**GIVEN TASK:** Copy out the lines starting with the one that contains "latitude-input[interactable] bbox=[42, 776, 677, 857]" and going on through the one that contains "delete-label: Delete bbox=[148, 976, 211, 1001]", replacing "New feature" with "Draft feature" and leaving everything else unchanged.
======== ENTRIES ========
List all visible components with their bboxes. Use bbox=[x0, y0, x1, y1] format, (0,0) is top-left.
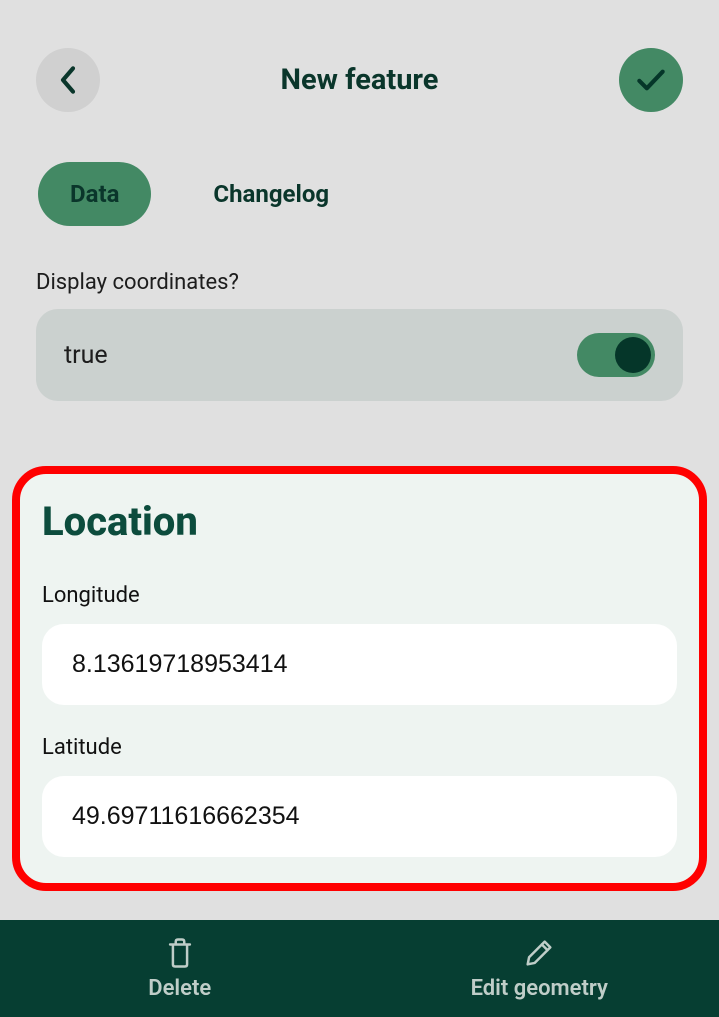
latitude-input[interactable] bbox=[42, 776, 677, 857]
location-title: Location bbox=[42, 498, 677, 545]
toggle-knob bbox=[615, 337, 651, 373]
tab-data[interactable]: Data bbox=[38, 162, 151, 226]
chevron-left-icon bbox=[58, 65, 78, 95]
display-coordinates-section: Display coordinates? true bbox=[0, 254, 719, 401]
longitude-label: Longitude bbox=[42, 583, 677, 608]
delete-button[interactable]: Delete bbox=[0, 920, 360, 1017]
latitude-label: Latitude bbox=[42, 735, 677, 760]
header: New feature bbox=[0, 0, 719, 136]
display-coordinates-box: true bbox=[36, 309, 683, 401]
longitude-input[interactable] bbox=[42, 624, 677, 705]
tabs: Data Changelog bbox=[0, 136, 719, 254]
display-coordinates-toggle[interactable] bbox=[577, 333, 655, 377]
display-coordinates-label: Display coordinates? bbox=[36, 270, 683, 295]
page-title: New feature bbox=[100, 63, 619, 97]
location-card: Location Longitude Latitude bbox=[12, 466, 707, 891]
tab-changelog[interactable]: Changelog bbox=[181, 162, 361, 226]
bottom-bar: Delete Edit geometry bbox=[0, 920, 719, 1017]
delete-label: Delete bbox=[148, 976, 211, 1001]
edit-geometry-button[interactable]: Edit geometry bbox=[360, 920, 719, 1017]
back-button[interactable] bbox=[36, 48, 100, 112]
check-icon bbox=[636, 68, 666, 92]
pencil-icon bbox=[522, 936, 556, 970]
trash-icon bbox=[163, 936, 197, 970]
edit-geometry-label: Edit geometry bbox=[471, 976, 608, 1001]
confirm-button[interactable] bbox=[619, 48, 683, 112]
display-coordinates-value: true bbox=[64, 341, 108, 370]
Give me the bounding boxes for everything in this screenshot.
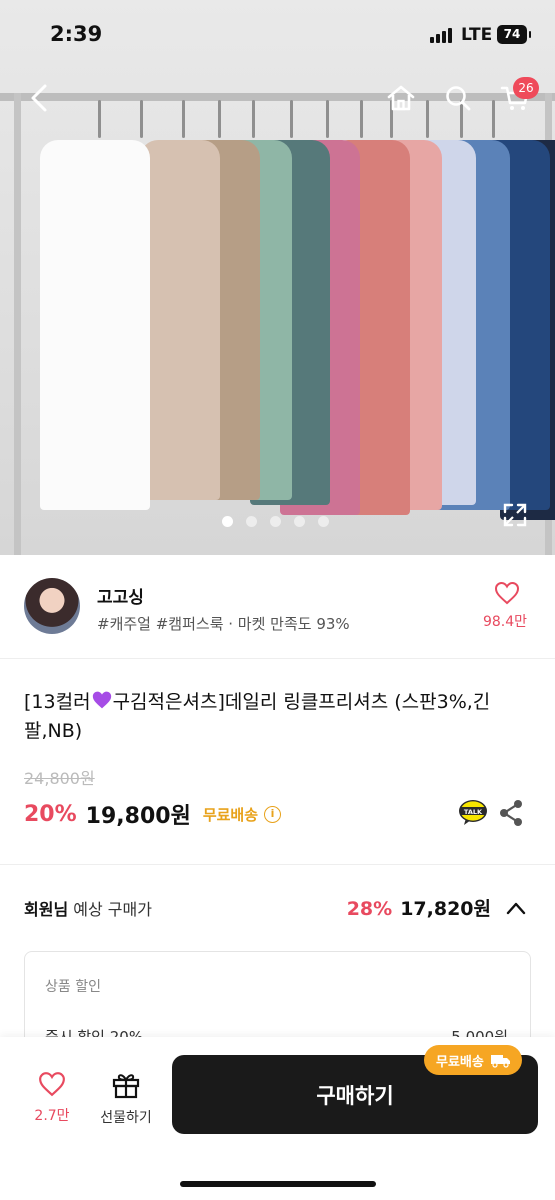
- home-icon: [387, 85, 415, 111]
========
**OUTPUT:**
latitude-input[interactable] bbox=[42, 776, 677, 857]
location-title: Location bbox=[42, 498, 677, 545]
toggle-knob bbox=[615, 337, 651, 373]
tab-data[interactable]: Data bbox=[38, 162, 151, 226]
chevron-left-icon bbox=[58, 65, 78, 95]
display-coordinates-section: Display coordinates? true bbox=[0, 254, 719, 401]
longitude-label: Longitude bbox=[42, 583, 677, 608]
delete-button[interactable]: Delete bbox=[0, 920, 360, 1017]
latitude-label: Latitude bbox=[42, 735, 677, 760]
header: Draft feature bbox=[0, 0, 719, 136]
display-coordinates-box: true bbox=[36, 309, 683, 401]
longitude-input[interactable] bbox=[42, 624, 677, 705]
tabs: Data Changelog bbox=[0, 136, 719, 254]
display-coordinates-toggle[interactable] bbox=[577, 333, 655, 377]
display-coordinates-label: Display coordinates? bbox=[36, 270, 683, 295]
page-title: Draft feature bbox=[100, 63, 619, 97]
location-card: Location Longitude Latitude bbox=[12, 466, 707, 891]
tab-changelog[interactable]: Changelog bbox=[181, 162, 361, 226]
bottom-bar: Delete Edit geometry bbox=[0, 920, 719, 1017]
delete-label: Delete bbox=[148, 976, 211, 1001]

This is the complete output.